TASK DESCRIPTION -
A faithful transcription of all the data is required.

·····

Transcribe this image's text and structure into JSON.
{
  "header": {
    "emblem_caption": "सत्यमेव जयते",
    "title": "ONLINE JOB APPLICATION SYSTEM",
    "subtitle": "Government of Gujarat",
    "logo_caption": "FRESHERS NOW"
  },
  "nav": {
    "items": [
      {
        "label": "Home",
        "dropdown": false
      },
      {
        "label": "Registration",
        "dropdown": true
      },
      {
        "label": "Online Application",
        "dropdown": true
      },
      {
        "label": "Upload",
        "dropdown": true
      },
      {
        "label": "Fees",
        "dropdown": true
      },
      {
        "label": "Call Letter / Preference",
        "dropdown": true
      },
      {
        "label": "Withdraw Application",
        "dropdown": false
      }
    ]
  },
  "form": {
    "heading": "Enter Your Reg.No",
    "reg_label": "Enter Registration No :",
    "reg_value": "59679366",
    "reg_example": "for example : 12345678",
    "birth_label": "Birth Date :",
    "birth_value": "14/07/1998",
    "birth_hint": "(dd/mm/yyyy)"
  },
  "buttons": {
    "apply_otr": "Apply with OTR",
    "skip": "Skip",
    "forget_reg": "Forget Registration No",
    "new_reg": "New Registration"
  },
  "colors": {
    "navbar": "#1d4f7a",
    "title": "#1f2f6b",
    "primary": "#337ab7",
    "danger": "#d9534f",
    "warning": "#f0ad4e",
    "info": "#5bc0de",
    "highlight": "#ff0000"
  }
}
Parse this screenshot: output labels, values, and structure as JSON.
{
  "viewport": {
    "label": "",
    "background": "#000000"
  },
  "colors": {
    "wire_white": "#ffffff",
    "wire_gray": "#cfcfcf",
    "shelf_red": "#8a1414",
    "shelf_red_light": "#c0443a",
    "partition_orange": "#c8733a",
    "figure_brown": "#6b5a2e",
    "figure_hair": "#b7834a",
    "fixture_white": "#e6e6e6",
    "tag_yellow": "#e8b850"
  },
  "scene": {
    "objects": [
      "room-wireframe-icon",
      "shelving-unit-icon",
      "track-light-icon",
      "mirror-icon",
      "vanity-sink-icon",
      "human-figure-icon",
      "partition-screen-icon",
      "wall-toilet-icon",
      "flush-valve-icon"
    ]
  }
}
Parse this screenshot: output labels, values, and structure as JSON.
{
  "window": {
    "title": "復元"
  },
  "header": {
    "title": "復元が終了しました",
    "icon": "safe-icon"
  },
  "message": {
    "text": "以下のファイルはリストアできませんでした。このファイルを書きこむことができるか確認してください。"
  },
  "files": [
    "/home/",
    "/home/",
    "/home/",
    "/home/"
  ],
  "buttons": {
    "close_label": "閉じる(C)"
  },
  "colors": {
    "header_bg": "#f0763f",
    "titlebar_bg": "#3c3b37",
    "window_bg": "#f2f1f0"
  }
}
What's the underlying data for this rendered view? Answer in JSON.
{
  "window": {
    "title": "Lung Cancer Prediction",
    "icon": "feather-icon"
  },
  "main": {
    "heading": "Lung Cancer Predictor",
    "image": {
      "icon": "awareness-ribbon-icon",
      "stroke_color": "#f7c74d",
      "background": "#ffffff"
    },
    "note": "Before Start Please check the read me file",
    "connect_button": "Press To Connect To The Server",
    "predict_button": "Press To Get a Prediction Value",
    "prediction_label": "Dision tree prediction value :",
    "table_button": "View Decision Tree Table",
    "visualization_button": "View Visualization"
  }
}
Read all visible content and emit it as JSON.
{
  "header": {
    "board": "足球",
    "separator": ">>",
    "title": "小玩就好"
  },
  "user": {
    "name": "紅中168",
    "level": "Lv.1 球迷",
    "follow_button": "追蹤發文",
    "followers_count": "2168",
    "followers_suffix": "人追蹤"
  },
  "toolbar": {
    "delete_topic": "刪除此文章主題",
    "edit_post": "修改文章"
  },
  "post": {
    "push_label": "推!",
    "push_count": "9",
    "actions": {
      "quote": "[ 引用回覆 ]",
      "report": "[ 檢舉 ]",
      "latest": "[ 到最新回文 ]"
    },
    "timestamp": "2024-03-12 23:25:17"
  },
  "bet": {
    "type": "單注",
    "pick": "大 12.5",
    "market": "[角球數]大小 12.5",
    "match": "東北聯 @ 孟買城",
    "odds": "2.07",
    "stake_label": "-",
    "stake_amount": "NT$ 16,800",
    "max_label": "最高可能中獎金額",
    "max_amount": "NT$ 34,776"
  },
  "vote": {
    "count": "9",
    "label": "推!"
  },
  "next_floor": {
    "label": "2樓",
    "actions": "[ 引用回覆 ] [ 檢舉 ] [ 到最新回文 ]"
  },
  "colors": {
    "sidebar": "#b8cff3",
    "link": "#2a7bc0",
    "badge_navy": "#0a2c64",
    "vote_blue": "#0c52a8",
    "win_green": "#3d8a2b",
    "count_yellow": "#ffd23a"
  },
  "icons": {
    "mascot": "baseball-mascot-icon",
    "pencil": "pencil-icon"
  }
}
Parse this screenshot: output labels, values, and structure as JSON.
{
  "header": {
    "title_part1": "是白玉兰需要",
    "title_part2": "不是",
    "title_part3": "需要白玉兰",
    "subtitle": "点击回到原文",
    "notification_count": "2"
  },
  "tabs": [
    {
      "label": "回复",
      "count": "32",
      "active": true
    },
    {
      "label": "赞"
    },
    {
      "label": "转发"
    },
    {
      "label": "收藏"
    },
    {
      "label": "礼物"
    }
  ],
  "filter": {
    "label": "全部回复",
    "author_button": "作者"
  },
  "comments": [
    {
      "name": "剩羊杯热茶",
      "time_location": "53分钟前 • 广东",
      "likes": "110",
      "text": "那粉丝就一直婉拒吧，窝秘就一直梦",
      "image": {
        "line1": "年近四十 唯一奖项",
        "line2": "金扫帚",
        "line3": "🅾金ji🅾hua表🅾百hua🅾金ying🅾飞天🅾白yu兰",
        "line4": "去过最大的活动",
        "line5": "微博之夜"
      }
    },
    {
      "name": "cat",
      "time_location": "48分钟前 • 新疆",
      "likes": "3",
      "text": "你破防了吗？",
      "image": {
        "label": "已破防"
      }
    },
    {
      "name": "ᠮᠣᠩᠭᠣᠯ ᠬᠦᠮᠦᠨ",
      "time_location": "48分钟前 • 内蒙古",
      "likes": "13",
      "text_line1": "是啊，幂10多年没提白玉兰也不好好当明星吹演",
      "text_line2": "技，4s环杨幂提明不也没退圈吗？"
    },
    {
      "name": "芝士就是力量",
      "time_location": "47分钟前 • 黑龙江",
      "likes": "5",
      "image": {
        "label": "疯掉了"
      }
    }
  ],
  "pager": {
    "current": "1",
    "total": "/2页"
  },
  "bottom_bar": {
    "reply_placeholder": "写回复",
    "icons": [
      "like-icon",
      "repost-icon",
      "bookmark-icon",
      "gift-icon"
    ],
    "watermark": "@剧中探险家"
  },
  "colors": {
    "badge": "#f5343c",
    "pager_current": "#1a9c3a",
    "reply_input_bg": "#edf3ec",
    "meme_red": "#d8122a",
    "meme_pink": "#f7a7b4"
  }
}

·····

RESULT -
Transcribe this image's text and structure into JSON.
{
  "header": {
    "emblem_caption": "सत्यमेव जयते",
    "title": "ONLINE JOB APPLICATION SYSTEM",
    "subtitle": "Government of Gujarat",
    "logo_caption": "FRESHERS NOW"
  },
  "nav": {
    "items": [
      {
        "label": "Home",
        "dropdown": false
      },
      {
        "label": "Registration",
        "dropdown": true
      },
      {
        "label": "Online Application",
        "dropdown": true
      },
      {
        "label": "Upload",
        "dropdown": true
      },
      {
        "label": "Fees",
        "dropdown": true
      },
      {
        "label": "Call Letter / Preference",
        "dropdown": true
      },
      {
        "label": "Withdraw Application",
        "dropdown": false
      }
    ]
  },
  "form": {
    "heading": "Enter Your Reg.No",
    "reg_label": "Enter Registration No :",
    "reg_value": "59679366",
    "reg_example": "for example : 12345678",
    "birth_label": "Birth Date :",
    "birth_value": "14/07/1998",
    "birth_hint": "(dd/mm/yyyy)"
  },
  "buttons": {
    "apply_otr": "Apply with OTR",
    "skip": "Skip",
    "forget_reg": "Forget Registration No",
    "new_reg": "New Registration"
  },
  "colors": {
    "navbar": "#1d4f7a",
    "title": "#1f2f6b",
    "primary": "#337ab7",
    "danger": "#d9534f",
    "warning": "#f0ad4e",
    "info": "#5bc0de",
    "highlight": "#ff0000"
  }
}
Parse this screenshot: output labels, values, and structure as JSON.
{
  "viewport": {
    "label": "",
    "background": "#000000"
  },
  "colors": {
    "wire_white": "#ffffff",
    "wire_gray": "#cfcfcf",
    "shelf_red": "#8a1414",
    "shelf_red_light": "#c0443a",
    "partition_orange": "#c8733a",
    "figure_brown": "#6b5a2e",
    "figure_hair": "#b7834a",
    "fixture_white": "#e6e6e6",
    "tag_yellow": "#e8b850"
  },
  "scene": {
    "objects": [
      "room-wireframe-icon",
      "shelving-unit-icon",
      "track-light-icon",
      "mirror-icon",
      "vanity-sink-icon",
      "human-figure-icon",
      "partition-screen-icon",
      "wall-toilet-icon",
      "flush-valve-icon"
    ]
  }
}
Parse this screenshot: output labels, values, and structure as JSON.
{
  "window": {
    "title": "復元"
  },
  "header": {
    "title": "復元が終了しました",
    "icon": "safe-icon"
  },
  "message": {
    "text": "以下のファイルはリストアできませんでした。このファイルを書きこむことができるか確認してください。"
  },
  "files": [
    "/home/",
    "/home/",
    "/home/",
    "/home/"
  ],
  "buttons": {
    "close_label": "閉じる(C)"
  },
  "colors": {
    "header_bg": "#f0763f",
    "titlebar_bg": "#3c3b37",
    "window_bg": "#f2f1f0"
  }
}
What's the underlying data for this rendered view? Answer in JSON.
{
  "window": {
    "title": "Lung Cancer Prediction",
    "icon": "feather-icon"
  },
  "main": {
    "heading": "Lung Cancer Predictor",
    "image": {
      "icon": "awareness-ribbon-icon",
      "stroke_color": "#f7c74d",
      "background": "#ffffff"
    },
    "note": "Before Start Please check the read me file",
    "connect_button": "Press To Connect To The Server",
    "predict_button": "Press To Get a Prediction Value",
    "prediction_label": "Dision tree prediction value :",
    "table_button": "View Decision Tree Table",
    "visualization_button": "View Visualization"
  }
}
Read all visible content and emit it as JSON.
{
  "header": {
    "board": "足球",
    "separator": ">>",
    "title": "小玩就好"
  },
  "user": {
    "name": "紅中168",
    "level": "Lv.1 球迷",
    "follow_button": "追蹤發文",
    "followers_count": "2168",
    "followers_suffix": "人追蹤"
  },
  "toolbar": {
    "delete_topic": "刪除此文章主題",
    "edit_post": "修改文章"
  },
  "post": {
    "push_label": "推!",
    "push_count": "9",
    "actions": {
      "quote": "[ 引用回覆 ]",
      "report": "[ 檢舉 ]",
      "latest": "[ 到最新回文 ]"
    },
    "timestamp": "2024-03-12 23:25:17"
  },
  "bet": {
    "type": "單注",
    "pick": "大 12.5",
    "market": "[角球數]大小 12.5",
    "match": "東北聯 @ 孟買城",
    "odds": "2.07",
    "stake_label": "-",
    "stake_amount": "NT$ 16,800",
    "max_label": "最高可能中獎金額",
    "max_amount": "NT$ 34,776"
  },
  "vote": {
    "count": "9",
    "label": "推!"
  },
  "next_floor": {
    "label": "2樓",
    "actions": "[ 引用回覆 ] [ 檢舉 ] [ 到最新回文 ]"
  },
  "colors": {
    "sidebar": "#b8cff3",
    "link": "#2a7bc0",
    "badge_navy": "#0a2c64",
    "vote_blue": "#0c52a8",
    "win_green": "#3d8a2b",
    "count_yellow": "#ffd23a"
  },
  "icons": {
    "mascot": "baseball-mascot-icon",
    "pencil": "pencil-icon"
  }
}
Parse this screenshot: output labels, values, and structure as JSON.
{
  "header": {
    "title_part1": "是白玉兰需要",
    "title_part2": "不是",
    "title_part3": "需要白玉兰",
    "subtitle": "点击回到原文",
    "notification_count": "2"
  },
  "tabs": [
    {
      "label": "回复",
      "count": "32",
      "active": true
    },
    {
      "label": "赞"
    },
    {
      "label": "转发"
    },
    {
      "label": "收藏"
    },
    {
      "label": "礼物"
    }
  ],
  "filter": {
    "label": "全部回复",
    "author_button": "作者"
  },
  "comments": [
    {
      "name": "剩羊杯热茶",
      "time_location": "53分钟前 • 广东",
      "likes": "110",
      "text": "那粉丝就一直婉拒吧，窝秘就一直梦",
      "image": {
        "line1": "年近四十 唯一奖项",
        "line2": "金扫帚",
        "line3": "🅾金ji🅾hua表🅾百hua🅾金ying🅾飞天🅾白yu兰",
        "line4": "去过最大的活动",
        "line5": "微博之夜"
      }
    },
    {
      "name": "cat",
      "time_location": "48分钟前 • 新疆",
      "likes": "3",
      "text": "你破防了吗？",
      "image": {
        "label": "已破防"
      }
    },
    {
      "name": "ᠮᠣᠩᠭᠣᠯ ᠬᠦᠮᠦᠨ",
      "time_location": "48分钟前 • 内蒙古",
      "likes": "13",
      "text_line1": "是啊，幂10多年没提白玉兰也不好好当明星吹演",
      "text_line2": "技，4s环杨幂提明不也没退圈吗？"
    },
    {
      "name": "芝士就是力量",
      "time_location": "47分钟前 • 黑龙江",
      "likes": "5",
      "image": {
        "label": "疯掉了"
      }
    }
  ],
  "pager": {
    "current": "1",
    "total": "/2页"
  },
  "bottom_bar": {
    "reply_placeholder": "写回复",
    "icons": [
      "like-icon",
      "repost-icon",
      "bookmark-icon",
      "gift-icon"
    ],
    "watermark": "@剧中探险家"
  },
  "colors": {
    "badge": "#f5343c",
    "pager_current": "#1a9c3a",
    "reply_input_bg": "#edf3ec",
    "meme_red": "#d8122a",
    "meme_pink": "#f7a7b4"
  }
}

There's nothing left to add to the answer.